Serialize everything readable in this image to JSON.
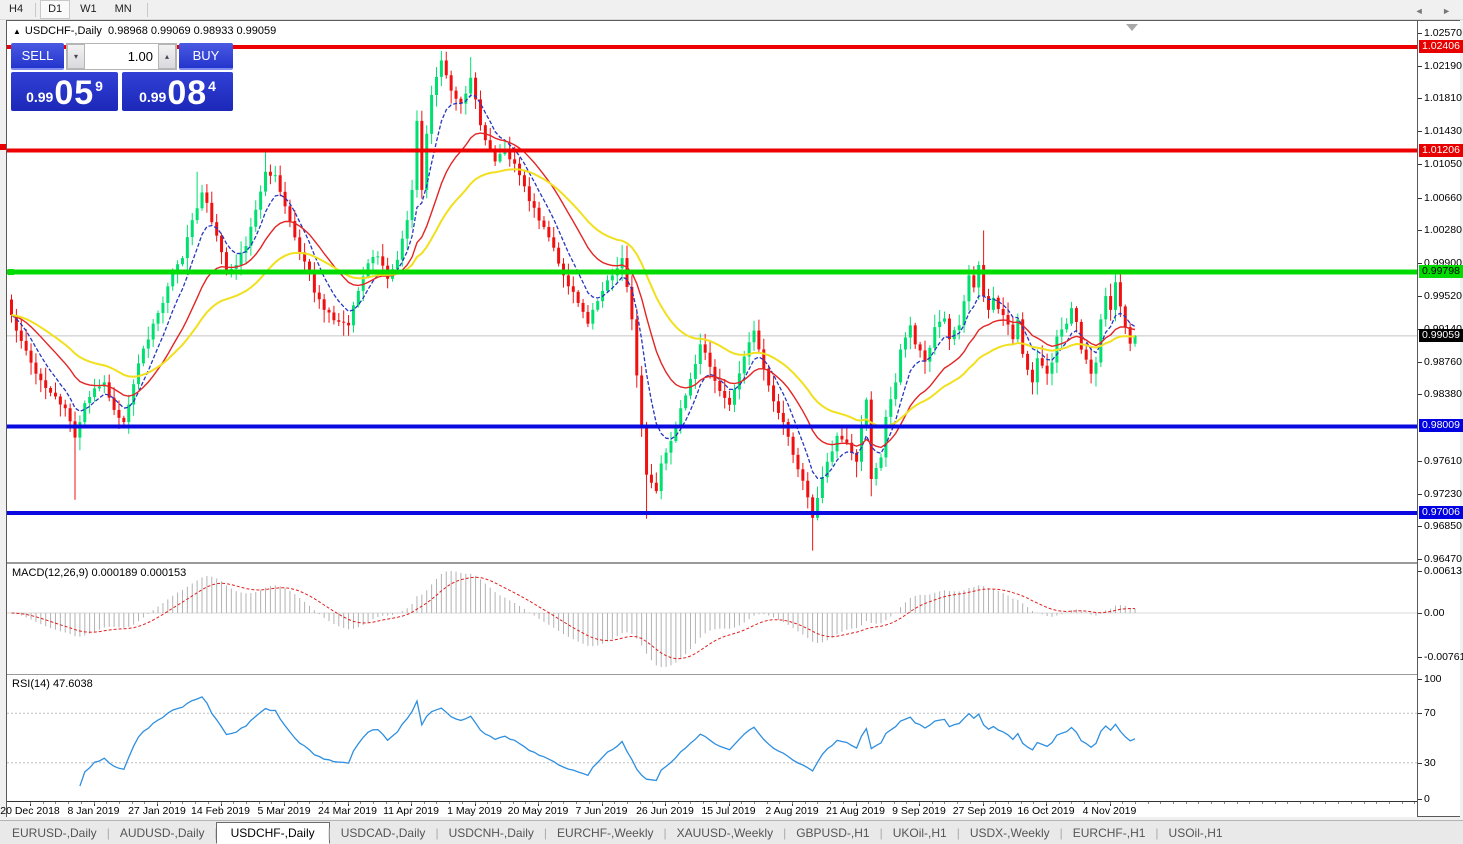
{
  "toolbar": {
    "timeframes": [
      "H4",
      "D1",
      "W1",
      "MN"
    ],
    "active_timeframe": "D1"
  },
  "window": {
    "title_arrow": "▲",
    "symbol_title": "USDCHF-,Daily",
    "ohlc_text": "0.98968 0.99069 0.98933 0.99059",
    "one_click": {
      "sell_label": "SELL",
      "buy_label": "BUY",
      "volume_value": "1.00",
      "spinner_down_icon": "▾",
      "spinner_up_icon": "▴",
      "sell_price": {
        "prefix": "0.99",
        "big": "05",
        "sup": "9"
      },
      "buy_price": {
        "prefix": "0.99",
        "big": "08",
        "sup": "4"
      }
    }
  },
  "chart_data": {
    "type": "candlestick",
    "symbol": "USDCHF",
    "period": "Daily",
    "last_candle": {
      "open": 0.98968,
      "high": 0.99069,
      "low": 0.98933,
      "close": 0.99059
    },
    "first_open": 0.9948,
    "candle_count": 231,
    "seed": 7,
    "jitter_amp": 0.0007,
    "close_anchors": [
      [
        0,
        0.993
      ],
      [
        2,
        0.99
      ],
      [
        5,
        0.9862
      ],
      [
        8,
        0.984
      ],
      [
        11,
        0.9822
      ],
      [
        13,
        0.9788
      ],
      [
        15,
        0.9828
      ],
      [
        17,
        0.9845
      ],
      [
        19,
        0.9852
      ],
      [
        21,
        0.982
      ],
      [
        23,
        0.9806
      ],
      [
        26,
        0.9874
      ],
      [
        29,
        0.992
      ],
      [
        31,
        0.9944
      ],
      [
        33,
        0.998
      ],
      [
        35,
        0.9996
      ],
      [
        37,
        1.004
      ],
      [
        39,
        1.0072
      ],
      [
        40,
        1.006
      ],
      [
        42,
        1.0022
      ],
      [
        44,
        0.998
      ],
      [
        46,
        0.9988
      ],
      [
        48,
        1.001
      ],
      [
        50,
        1.0052
      ],
      [
        52,
        1.0096
      ],
      [
        54,
        1.0092
      ],
      [
        56,
        1.0056
      ],
      [
        58,
        1.002
      ],
      [
        60,
        0.9992
      ],
      [
        62,
        0.9956
      ],
      [
        64,
        0.9936
      ],
      [
        66,
        0.9924
      ],
      [
        69,
        0.9918
      ],
      [
        71,
        0.9958
      ],
      [
        73,
        0.999
      ],
      [
        75,
        0.9998
      ],
      [
        77,
        0.9972
      ],
      [
        79,
        0.9994
      ],
      [
        81,
        1.004
      ],
      [
        82,
        1.0075
      ],
      [
        83,
        1.0155
      ],
      [
        84,
        1.0075
      ],
      [
        85,
        1.014
      ],
      [
        86,
        1.0185
      ],
      [
        88,
        1.0225
      ],
      [
        90,
        1.019
      ],
      [
        92,
        1.0175
      ],
      [
        94,
        1.0205
      ],
      [
        96,
        1.015
      ],
      [
        99,
        1.0108
      ],
      [
        101,
        1.0122
      ],
      [
        104,
        1.0092
      ],
      [
        106,
        1.0062
      ],
      [
        109,
        1.0032
      ],
      [
        111,
        1.0008
      ],
      [
        113,
        0.9976
      ],
      [
        116,
        0.9944
      ],
      [
        118,
        0.992
      ],
      [
        121,
        0.9958
      ],
      [
        123,
        0.9976
      ],
      [
        125,
        0.9996
      ],
      [
        127,
        0.9925
      ],
      [
        128,
        0.986
      ],
      [
        129,
        0.98
      ],
      [
        130,
        0.9745
      ],
      [
        132,
        0.9726
      ],
      [
        133,
        0.9758
      ],
      [
        135,
        0.9784
      ],
      [
        137,
        0.9822
      ],
      [
        139,
        0.9856
      ],
      [
        141,
        0.9896
      ],
      [
        143,
        0.987
      ],
      [
        145,
        0.9842
      ],
      [
        147,
        0.9826
      ],
      [
        150,
        0.9882
      ],
      [
        152,
        0.9912
      ],
      [
        154,
        0.9868
      ],
      [
        156,
        0.983
      ],
      [
        158,
        0.9806
      ],
      [
        160,
        0.9768
      ],
      [
        162,
        0.9738
      ],
      [
        164,
        0.9695
      ],
      [
        166,
        0.9742
      ],
      [
        168,
        0.9772
      ],
      [
        169,
        0.979
      ],
      [
        171,
        0.9782
      ],
      [
        173,
        0.976
      ],
      [
        174,
        0.98
      ],
      [
        175,
        0.9832
      ],
      [
        176,
        0.974
      ],
      [
        178,
        0.9765
      ],
      [
        179,
        0.9812
      ],
      [
        181,
        0.9852
      ],
      [
        182,
        0.989
      ],
      [
        184,
        0.9918
      ],
      [
        185,
        0.9896
      ],
      [
        187,
        0.9876
      ],
      [
        188,
        0.9892
      ],
      [
        189,
        0.9916
      ],
      [
        191,
        0.9926
      ],
      [
        192,
        0.9902
      ],
      [
        194,
        0.9918
      ],
      [
        195,
        0.9946
      ],
      [
        196,
        0.9976
      ],
      [
        197,
        0.9962
      ],
      [
        198,
        0.9988
      ],
      [
        199,
        0.9952
      ],
      [
        200,
        0.9936
      ],
      [
        201,
        0.995
      ],
      [
        203,
        0.993
      ],
      [
        205,
        0.9902
      ],
      [
        206,
        0.9925
      ],
      [
        207,
        0.9885
      ],
      [
        209,
        0.9852
      ],
      [
        210,
        0.988
      ],
      [
        212,
        0.9862
      ],
      [
        213,
        0.9875
      ],
      [
        214,
        0.9905
      ],
      [
        216,
        0.992
      ],
      [
        217,
        0.9938
      ],
      [
        218,
        0.9922
      ],
      [
        219,
        0.989
      ],
      [
        221,
        0.9862
      ],
      [
        222,
        0.9875
      ],
      [
        223,
        0.9925
      ],
      [
        224,
        0.9952
      ],
      [
        225,
        0.9936
      ],
      [
        226,
        0.9968
      ],
      [
        227,
        0.994
      ],
      [
        228,
        0.9916
      ],
      [
        229,
        0.98968
      ],
      [
        230,
        0.99059
      ]
    ],
    "wick_overrides": {
      "13": {
        "low": 0.9716
      },
      "23": {
        "low": 0.98
      },
      "38": {
        "high": 1.0096
      },
      "52": {
        "high": 1.0121
      },
      "69": {
        "low": 0.9906
      },
      "88": {
        "high": 1.0236
      },
      "94": {
        "high": 1.0229
      },
      "125": {
        "high": 1.0011
      },
      "130": {
        "low": 0.9694
      },
      "164": {
        "low": 0.9657
      },
      "173": {
        "low": 0.9742
      },
      "176": {
        "low": 0.972
      },
      "199": {
        "high": 1.0028
      },
      "209": {
        "low": 0.9838
      },
      "226": {
        "high": 0.9979
      }
    },
    "moving_averages": [
      {
        "name": "fast",
        "period": 7,
        "color": "#2736c0",
        "dash": "4 2",
        "width": 1.3
      },
      {
        "name": "mid",
        "period": 18,
        "color": "#e32525",
        "dash": "",
        "width": 1.4
      },
      {
        "name": "slow",
        "period": 36,
        "color": "#f0e01e",
        "dash": "",
        "width": 2
      }
    ],
    "hlines": [
      {
        "value": 1.02406,
        "label": "1.02406",
        "color": "#ee0000",
        "thickness": 4,
        "label_bg": "#e80000",
        "label_fg": "#ffffff"
      },
      {
        "value": 1.01206,
        "label": "1.01206",
        "color": "#ee0000",
        "thickness": 4,
        "label_bg": "#e80000",
        "label_fg": "#ffffff"
      },
      {
        "value": 0.99798,
        "label": "0.99798",
        "color": "#00dc00",
        "thickness": 5,
        "label_bg": "#00dc00",
        "label_fg": "#000000"
      },
      {
        "value": 0.98009,
        "label": "0.98009",
        "color": "#0a0ae0",
        "thickness": 4,
        "label_bg": "#0000e0",
        "label_fg": "#ffffff"
      },
      {
        "value": 0.97006,
        "label": "0.97006",
        "color": "#0a0ae0",
        "thickness": 4,
        "label_bg": "#0000e0",
        "label_fg": "#ffffff"
      }
    ],
    "current_price": {
      "value": 0.99059,
      "label": "0.99059",
      "line_color": "#c4c4c4",
      "label_bg": "#000000",
      "label_fg": "#ffffff"
    },
    "price_axis_ticks": [
      "1.02570",
      "1.02190",
      "1.01810",
      "1.01430",
      "1.01050",
      "1.00660",
      "1.00280",
      "0.99900",
      "0.99520",
      "0.99140",
      "0.98760",
      "0.98380",
      "0.97610",
      "0.97230",
      "0.96850",
      "0.96470"
    ],
    "time_axis_labels": [
      "20 Dec 2018",
      "8 Jan 2019",
      "27 Jan 2019",
      "14 Feb 2019",
      "5 Mar 2019",
      "24 Mar 2019",
      "11 Apr 2019",
      "1 May 2019",
      "20 May 2019",
      "7 Jun 2019",
      "26 Jun 2019",
      "15 Jul 2019",
      "2 Aug 2019",
      "21 Aug 2019",
      "9 Sep 2019",
      "27 Sep 2019",
      "16 Oct 2019",
      "4 Nov 2019"
    ],
    "colors": {
      "bull": "#00e070",
      "bear": "#f01010",
      "background": "#ffffff",
      "macd_bar": "#b2b2b2",
      "macd_signal": "#e02020",
      "rsi_line": "#2f8fe0",
      "rsi_level": "#c0c0c0"
    },
    "macd": {
      "name": "MACD(12,26,9)",
      "values": [
        "0.000189",
        "0.000153"
      ],
      "fast": 12,
      "slow": 26,
      "signal": 9,
      "axis_labels": [
        "0.00613",
        "0.00",
        "-0.007612"
      ]
    },
    "rsi": {
      "name": "RSI(14)",
      "value": "47.6038",
      "period": 14,
      "axis_labels": [
        "100",
        "70",
        "30",
        "0"
      ],
      "levels": [
        70,
        30
      ]
    }
  },
  "tab_bar": {
    "tabs": [
      {
        "label": "EURUSD-,Daily",
        "active": false
      },
      {
        "label": "AUDUSD-,Daily",
        "active": false
      },
      {
        "label": "USDCHF-,Daily",
        "active": true
      },
      {
        "label": "USDCAD-,Daily",
        "active": false
      },
      {
        "label": "USDCNH-,Daily",
        "active": false
      },
      {
        "label": "EURCHF-,Weekly",
        "active": false
      },
      {
        "label": "XAUUSD-,Weekly",
        "active": false
      },
      {
        "label": "GBPUSD-,H1",
        "active": false
      },
      {
        "label": "UKOil-,H1",
        "active": false
      },
      {
        "label": "USDX-,Weekly",
        "active": false
      },
      {
        "label": "EURCHF-,H1",
        "active": false
      },
      {
        "label": "USOil-,H1",
        "active": false
      }
    ],
    "scroll_left_icon": "◄",
    "scroll_right_icon": "►"
  }
}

--

- **YOUR TASK**
Where a line above includes "Daily", copy that line.

- **EXPECTED ANSWER**
    "symbol_title": "USDCHF-,Daily",
    "period": "Daily",
        "label": "EURUSD-,Daily",
        "label": "AUDUSD-,Daily",
        "label": "USDCHF-,Daily",
        "label": "USDCAD-,Daily",
        "label": "USDCNH-,Daily",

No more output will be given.